Restate, word for word, every line of the data.
★ ★ ★
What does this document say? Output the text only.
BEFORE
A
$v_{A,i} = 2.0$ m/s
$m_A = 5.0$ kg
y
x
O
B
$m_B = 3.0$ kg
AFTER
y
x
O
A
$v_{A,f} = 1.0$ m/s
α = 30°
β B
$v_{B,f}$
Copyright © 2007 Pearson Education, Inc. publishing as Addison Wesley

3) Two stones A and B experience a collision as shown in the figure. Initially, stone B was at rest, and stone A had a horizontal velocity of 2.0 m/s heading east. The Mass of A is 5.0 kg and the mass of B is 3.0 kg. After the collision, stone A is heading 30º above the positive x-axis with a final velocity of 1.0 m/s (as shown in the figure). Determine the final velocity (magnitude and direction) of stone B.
★ ★ ★
■ **Expected output**
What does this document say? Output the text only.
BEFORE
A
$v_{A,i} = 2.0$ m/s
$m_A = 5.0$ kg
y
x
O
B
$m_B = 3.0$ kg
AFTER
y
x
O
A
$v_{A,f} = 1.0$ m/s
α = 30°
β B
$v_{B,f}$
Copyright © 2007 Pearson Education, Inc. publishing as Addison Wesley

3) Two stones A and B experience a collision as shown in the figure. Initially, stone B was at rest, and stone A had a horizontal velocity of 2.0 m/s heading east. The Mass of A is 5.0 kg and the mass of B is 3.0 kg. After the collision, stone A is heading 30º above the positive x-axis with a final velocity of 1.0 m/s (as shown in the figure). Determine the final velocity (magnitude and direction) of stone B.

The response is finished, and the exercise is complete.